Locate the string "GRAVE" throughout the material and copy every line in which it occurs.
BEGIN DATA SHOWN
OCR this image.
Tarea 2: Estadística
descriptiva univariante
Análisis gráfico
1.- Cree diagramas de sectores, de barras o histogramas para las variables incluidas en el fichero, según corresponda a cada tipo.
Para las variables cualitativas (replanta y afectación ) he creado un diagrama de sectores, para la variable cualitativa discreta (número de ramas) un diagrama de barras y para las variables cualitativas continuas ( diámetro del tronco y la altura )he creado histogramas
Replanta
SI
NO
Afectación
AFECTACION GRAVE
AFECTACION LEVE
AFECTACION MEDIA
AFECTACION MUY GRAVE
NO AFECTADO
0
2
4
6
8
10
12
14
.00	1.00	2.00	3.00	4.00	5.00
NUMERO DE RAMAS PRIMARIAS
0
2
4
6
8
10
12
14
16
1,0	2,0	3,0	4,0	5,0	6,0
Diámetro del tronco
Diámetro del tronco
END DATA SHOWN
• _EXPECTED OUTPUT_:
AFECTACION GRAVE
AFECTACION MUY GRAVE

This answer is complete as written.